[Items from a figure collection]
** Start **
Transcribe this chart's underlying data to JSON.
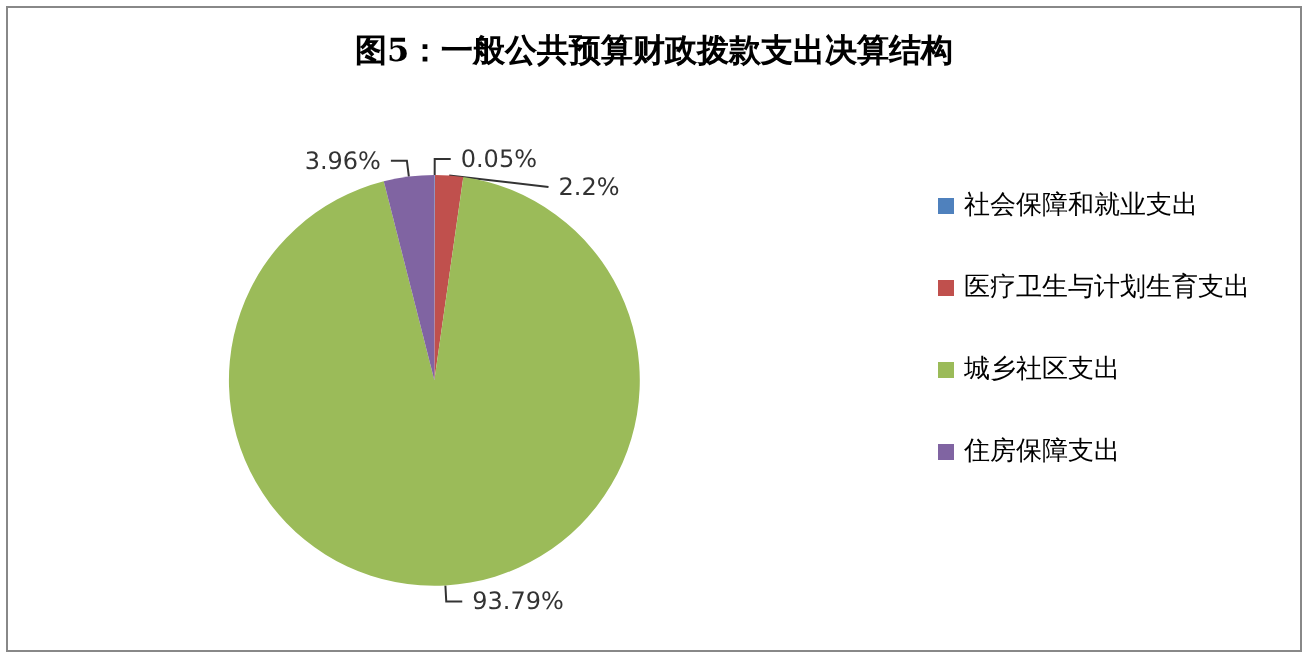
{
  "chart_data": {
    "type": "pie",
    "title": "图5：一般公共预算财政拨款支出决算结构",
    "categories": [
      "社会保障和就业支出",
      "医疗卫生与计划生育支出",
      "城乡社区支出",
      "住房保障支出"
    ],
    "values": [
      0.05,
      2.2,
      93.79,
      3.96
    ],
    "colors": [
      "#4f81bd",
      "#c0504d",
      "#9bbb59",
      "#8064a2"
    ],
    "value_labels": [
      "0.05%",
      "2.2%",
      "93.79%",
      "3.96%"
    ],
    "legend": "right"
  }
}
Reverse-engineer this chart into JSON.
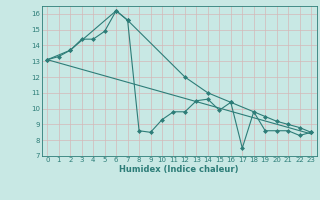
{
  "line1_x": [
    0,
    1,
    2,
    3,
    4,
    5,
    6,
    7,
    8,
    9,
    10,
    11,
    12,
    13,
    14,
    15,
    16,
    17,
    18,
    19,
    20,
    21,
    22,
    23
  ],
  "line1_y": [
    13.1,
    13.3,
    13.7,
    14.4,
    14.4,
    14.9,
    16.2,
    15.6,
    8.6,
    8.5,
    9.3,
    9.8,
    9.8,
    10.5,
    10.6,
    9.9,
    10.4,
    7.5,
    9.8,
    8.6,
    8.6,
    8.6,
    8.3,
    8.5
  ],
  "line2_x": [
    0,
    23
  ],
  "line2_y": [
    13.1,
    8.4
  ],
  "line3_x": [
    0,
    2,
    6,
    7,
    12,
    14,
    16,
    19,
    20,
    21,
    22,
    23
  ],
  "line3_y": [
    13.1,
    13.7,
    16.2,
    15.6,
    12.0,
    11.0,
    10.4,
    9.5,
    9.2,
    9.0,
    8.8,
    8.5
  ],
  "color": "#2d7d78",
  "bg_color": "#c8e8e4",
  "grid_color": "#b0d4d0",
  "xlabel": "Humidex (Indice chaleur)",
  "xlim": [
    -0.5,
    23.5
  ],
  "ylim": [
    7,
    16.5
  ],
  "yticks": [
    7,
    8,
    9,
    10,
    11,
    12,
    13,
    14,
    15,
    16
  ],
  "xticks": [
    0,
    1,
    2,
    3,
    4,
    5,
    6,
    7,
    8,
    9,
    10,
    11,
    12,
    13,
    14,
    15,
    16,
    17,
    18,
    19,
    20,
    21,
    22,
    23
  ],
  "marker": "D",
  "marker_size": 2.0,
  "linewidth": 0.8,
  "title_fontsize": 7,
  "xlabel_fontsize": 6,
  "tick_fontsize": 5
}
** End **
Task description:
Quote all of the entries word for word, omitting any pictures.

The answer:
Transcribe this chart's underlying data to JSON.
{
  "chart_data": {
    "type": "pie",
    "title": "图5：一般公共预算财政拨款支出决算结构",
    "categories": [
      "社会保障和就业支出",
      "医疗卫生与计划生育支出",
      "城乡社区支出",
      "住房保障支出"
    ],
    "values": [
      0.05,
      2.2,
      93.79,
      3.96
    ],
    "colors": [
      "#4f81bd",
      "#c0504d",
      "#9bbb59",
      "#8064a2"
    ],
    "value_labels": [
      "0.05%",
      "2.2%",
      "93.79%",
      "3.96%"
    ],
    "legend": "right"
  }
}
Reverse-engineer this chart into JSON.
{
  "line1_x": [
    0,
    1,
    2,
    3,
    4,
    5,
    6,
    7,
    8,
    9,
    10,
    11,
    12,
    13,
    14,
    15,
    16,
    17,
    18,
    19,
    20,
    21,
    22,
    23
  ],
  "line1_y": [
    13.1,
    13.3,
    13.7,
    14.4,
    14.4,
    14.9,
    16.2,
    15.6,
    8.6,
    8.5,
    9.3,
    9.8,
    9.8,
    10.5,
    10.6,
    9.9,
    10.4,
    7.5,
    9.8,
    8.6,
    8.6,
    8.6,
    8.3,
    8.5
  ],
  "line2_x": [
    0,
    23
  ],
  "line2_y": [
    13.1,
    8.4
  ],
  "line3_x": [
    0,
    2,
    6,
    7,
    12,
    14,
    16,
    19,
    20,
    21,
    22,
    23
  ],
  "line3_y": [
    13.1,
    13.7,
    16.2,
    15.6,
    12.0,
    11.0,
    10.4,
    9.5,
    9.2,
    9.0,
    8.8,
    8.5
  ],
  "color": "#2d7d78",
  "bg_color": "#c8e8e4",
  "grid_color": "#b0d4d0",
  "xlabel": "Humidex (Indice chaleur)",
  "xlim": [
    -0.5,
    23.5
  ],
  "ylim": [
    7,
    16.5
  ],
  "yticks": [
    7,
    8,
    9,
    10,
    11,
    12,
    13,
    14,
    15,
    16
  ],
  "xticks": [
    0,
    1,
    2,
    3,
    4,
    5,
    6,
    7,
    8,
    9,
    10,
    11,
    12,
    13,
    14,
    15,
    16,
    17,
    18,
    19,
    20,
    21,
    22,
    23
  ],
  "marker": "D",
  "marker_size": 2.0,
  "linewidth": 0.8,
  "title_fontsize": 7,
  "xlabel_fontsize": 6,
  "tick_fontsize": 5
}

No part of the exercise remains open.